◆ **Given instruction**: Extract the full set of records, then give each one again exactly.

◆ **Material provided**:

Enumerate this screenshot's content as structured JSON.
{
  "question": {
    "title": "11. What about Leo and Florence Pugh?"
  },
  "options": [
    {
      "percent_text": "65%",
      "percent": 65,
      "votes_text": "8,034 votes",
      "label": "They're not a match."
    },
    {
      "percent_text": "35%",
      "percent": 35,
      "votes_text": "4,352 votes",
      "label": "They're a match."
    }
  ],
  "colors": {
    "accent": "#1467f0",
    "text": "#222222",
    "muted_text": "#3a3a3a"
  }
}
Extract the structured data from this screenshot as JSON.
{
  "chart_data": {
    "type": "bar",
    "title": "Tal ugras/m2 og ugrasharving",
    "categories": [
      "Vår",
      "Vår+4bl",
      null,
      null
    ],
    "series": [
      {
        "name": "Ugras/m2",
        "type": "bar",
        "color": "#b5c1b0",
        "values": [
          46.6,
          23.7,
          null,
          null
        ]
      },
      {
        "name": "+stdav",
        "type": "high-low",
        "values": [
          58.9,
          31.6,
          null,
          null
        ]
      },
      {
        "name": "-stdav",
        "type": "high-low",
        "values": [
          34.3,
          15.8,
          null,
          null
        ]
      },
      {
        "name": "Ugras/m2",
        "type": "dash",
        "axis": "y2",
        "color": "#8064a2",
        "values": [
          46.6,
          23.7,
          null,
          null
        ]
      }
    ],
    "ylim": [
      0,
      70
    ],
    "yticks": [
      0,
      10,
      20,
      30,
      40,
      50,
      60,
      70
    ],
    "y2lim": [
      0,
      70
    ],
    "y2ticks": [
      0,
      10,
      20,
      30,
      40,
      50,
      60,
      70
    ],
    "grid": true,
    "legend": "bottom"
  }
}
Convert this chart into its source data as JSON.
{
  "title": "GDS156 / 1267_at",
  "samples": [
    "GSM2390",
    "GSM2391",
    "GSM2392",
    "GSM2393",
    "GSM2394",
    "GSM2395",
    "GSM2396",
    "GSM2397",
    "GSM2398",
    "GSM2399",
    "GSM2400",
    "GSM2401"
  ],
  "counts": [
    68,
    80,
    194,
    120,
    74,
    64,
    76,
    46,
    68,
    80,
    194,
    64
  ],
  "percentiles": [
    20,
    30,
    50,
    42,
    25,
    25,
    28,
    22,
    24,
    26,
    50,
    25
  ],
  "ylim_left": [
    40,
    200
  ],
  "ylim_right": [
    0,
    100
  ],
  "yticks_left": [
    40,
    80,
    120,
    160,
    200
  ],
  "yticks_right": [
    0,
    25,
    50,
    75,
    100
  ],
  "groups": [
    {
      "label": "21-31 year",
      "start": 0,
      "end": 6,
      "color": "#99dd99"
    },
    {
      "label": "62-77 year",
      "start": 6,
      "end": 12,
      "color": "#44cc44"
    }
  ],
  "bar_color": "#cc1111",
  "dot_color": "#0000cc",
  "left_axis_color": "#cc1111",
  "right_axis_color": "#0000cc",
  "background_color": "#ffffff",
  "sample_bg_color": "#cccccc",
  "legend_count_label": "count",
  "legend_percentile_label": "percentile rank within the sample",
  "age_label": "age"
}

◆ **Solution to the exercise**:
Enumerate this screenshot's content as structured JSON.
{
  "question": {
    "title": "11. What about Leo and Florence Pugh?"
  },
  "options": [
    {
      "percent_text": "65%",
      "percent": 65,
      "votes_text": "8,034 votes",
      "label": "They're not a match."
    },
    {
      "percent_text": "35%",
      "percent": 35,
      "votes_text": "4,352 votes",
      "label": "They're a match."
    }
  ],
  "colors": {
    "accent": "#1467f0",
    "text": "#222222",
    "muted_text": "#3a3a3a"
  }
}
Extract the structured data from this screenshot as JSON.
{
  "chart_data": {
    "type": "bar",
    "title": "Tal ugras/m2 og ugrasharving",
    "categories": [
      "Vår",
      "Vår+4bl",
      null,
      null
    ],
    "series": [
      {
        "name": "Ugras/m2",
        "type": "bar",
        "color": "#b5c1b0",
        "values": [
          46.6,
          23.7,
          null,
          null
        ]
      },
      {
        "name": "+stdav",
        "type": "high-low",
        "values": [
          58.9,
          31.6,
          null,
          null
        ]
      },
      {
        "name": "-stdav",
        "type": "high-low",
        "values": [
          34.3,
          15.8,
          null,
          null
        ]
      },
      {
        "name": "Ugras/m2",
        "type": "dash",
        "axis": "y2",
        "color": "#8064a2",
        "values": [
          46.6,
          23.7,
          null,
          null
        ]
      }
    ],
    "ylim": [
      0,
      70
    ],
    "yticks": [
      0,
      10,
      20,
      30,
      40,
      50,
      60,
      70
    ],
    "y2lim": [
      0,
      70
    ],
    "y2ticks": [
      0,
      10,
      20,
      30,
      40,
      50,
      60,
      70
    ],
    "grid": true,
    "legend": "bottom"
  }
}
Convert this chart into its source data as JSON.
{
  "title": "GDS156 / 1267_at",
  "samples": [
    "GSM2390",
    "GSM2391",
    "GSM2392",
    "GSM2393",
    "GSM2394",
    "GSM2395",
    "GSM2396",
    "GSM2397",
    "GSM2398",
    "GSM2399",
    "GSM2400",
    "GSM2401"
  ],
  "counts": [
    68,
    80,
    194,
    120,
    74,
    64,
    76,
    46,
    68,
    80,
    194,
    64
  ],
  "percentiles": [
    20,
    30,
    50,
    42,
    25,
    25,
    28,
    22,
    24,
    26,
    50,
    25
  ],
  "ylim_left": [
    40,
    200
  ],
  "ylim_right": [
    0,
    100
  ],
  "yticks_left": [
    40,
    80,
    120,
    160,
    200
  ],
  "yticks_right": [
    0,
    25,
    50,
    75,
    100
  ],
  "groups": [
    {
      "label": "21-31 year",
      "start": 0,
      "end": 6,
      "color": "#99dd99"
    },
    {
      "label": "62-77 year",
      "start": 6,
      "end": 12,
      "color": "#44cc44"
    }
  ],
  "bar_color": "#cc1111",
  "dot_color": "#0000cc",
  "left_axis_color": "#cc1111",
  "right_axis_color": "#0000cc",
  "background_color": "#ffffff",
  "sample_bg_color": "#cccccc",
  "legend_count_label": "count",
  "legend_percentile_label": "percentile rank within the sample",
  "age_label": "age"
}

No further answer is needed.